Work to do:
Can you quote the records below in full, word for word?

Data for the task:
++++++

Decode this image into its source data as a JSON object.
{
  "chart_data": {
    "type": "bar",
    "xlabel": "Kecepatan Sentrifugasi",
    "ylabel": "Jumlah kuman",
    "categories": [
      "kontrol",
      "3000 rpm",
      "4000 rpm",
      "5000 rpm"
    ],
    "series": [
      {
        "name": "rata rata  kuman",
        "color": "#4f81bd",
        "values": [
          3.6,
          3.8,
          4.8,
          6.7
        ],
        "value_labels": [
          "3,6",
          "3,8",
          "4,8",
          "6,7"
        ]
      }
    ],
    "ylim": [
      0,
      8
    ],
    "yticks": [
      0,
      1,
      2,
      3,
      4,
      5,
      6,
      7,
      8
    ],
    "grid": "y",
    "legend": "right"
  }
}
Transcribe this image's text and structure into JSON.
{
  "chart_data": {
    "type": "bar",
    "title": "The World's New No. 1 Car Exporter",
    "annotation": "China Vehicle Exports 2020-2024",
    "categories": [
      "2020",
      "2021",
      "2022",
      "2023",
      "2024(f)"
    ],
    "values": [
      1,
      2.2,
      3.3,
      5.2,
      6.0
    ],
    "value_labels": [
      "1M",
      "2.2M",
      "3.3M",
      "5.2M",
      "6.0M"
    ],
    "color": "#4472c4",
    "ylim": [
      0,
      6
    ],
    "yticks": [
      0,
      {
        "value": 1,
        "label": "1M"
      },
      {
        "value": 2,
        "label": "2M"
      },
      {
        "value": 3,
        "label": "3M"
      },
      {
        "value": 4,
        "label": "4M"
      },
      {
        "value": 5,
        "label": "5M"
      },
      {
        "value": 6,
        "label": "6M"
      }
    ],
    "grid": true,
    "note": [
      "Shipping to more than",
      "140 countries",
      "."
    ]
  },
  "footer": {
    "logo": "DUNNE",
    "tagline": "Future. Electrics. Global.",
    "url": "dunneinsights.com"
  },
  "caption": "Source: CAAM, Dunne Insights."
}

++++++

Expected answer:
Decode this image into its source data as a JSON object.
{
  "chart_data": {
    "type": "bar",
    "xlabel": "Kecepatan Sentrifugasi",
    "ylabel": "Jumlah kuman",
    "categories": [
      "kontrol",
      "3000 rpm",
      "4000 rpm",
      "5000 rpm"
    ],
    "series": [
      {
        "name": "rata rata  kuman",
        "color": "#4f81bd",
        "values": [
          3.6,
          3.8,
          4.8,
          6.7
        ],
        "value_labels": [
          "3,6",
          "3,8",
          "4,8",
          "6,7"
        ]
      }
    ],
    "ylim": [
      0,
      8
    ],
    "yticks": [
      0,
      1,
      2,
      3,
      4,
      5,
      6,
      7,
      8
    ],
    "grid": "y",
    "legend": "right"
  }
}
Transcribe this image's text and structure into JSON.
{
  "chart_data": {
    "type": "bar",
    "title": "The World's New No. 1 Car Exporter",
    "annotation": "China Vehicle Exports 2020-2024",
    "categories": [
      "2020",
      "2021",
      "2022",
      "2023",
      "2024(f)"
    ],
    "values": [
      1,
      2.2,
      3.3,
      5.2,
      6.0
    ],
    "value_labels": [
      "1M",
      "2.2M",
      "3.3M",
      "5.2M",
      "6.0M"
    ],
    "color": "#4472c4",
    "ylim": [
      0,
      6
    ],
    "yticks": [
      0,
      {
        "value": 1,
        "label": "1M"
      },
      {
        "value": 2,
        "label": "2M"
      },
      {
        "value": 3,
        "label": "3M"
      },
      {
        "value": 4,
        "label": "4M"
      },
      {
        "value": 5,
        "label": "5M"
      },
      {
        "value": 6,
        "label": "6M"
      }
    ],
    "grid": true,
    "note": [
      "Shipping to more than",
      "140 countries",
      "."
    ]
  },
  "footer": {
    "logo": "DUNNE",
    "tagline": "Future. Electrics. Global.",
    "url": "dunneinsights.com"
  },
  "caption": "Source: CAAM, Dunne Insights."
}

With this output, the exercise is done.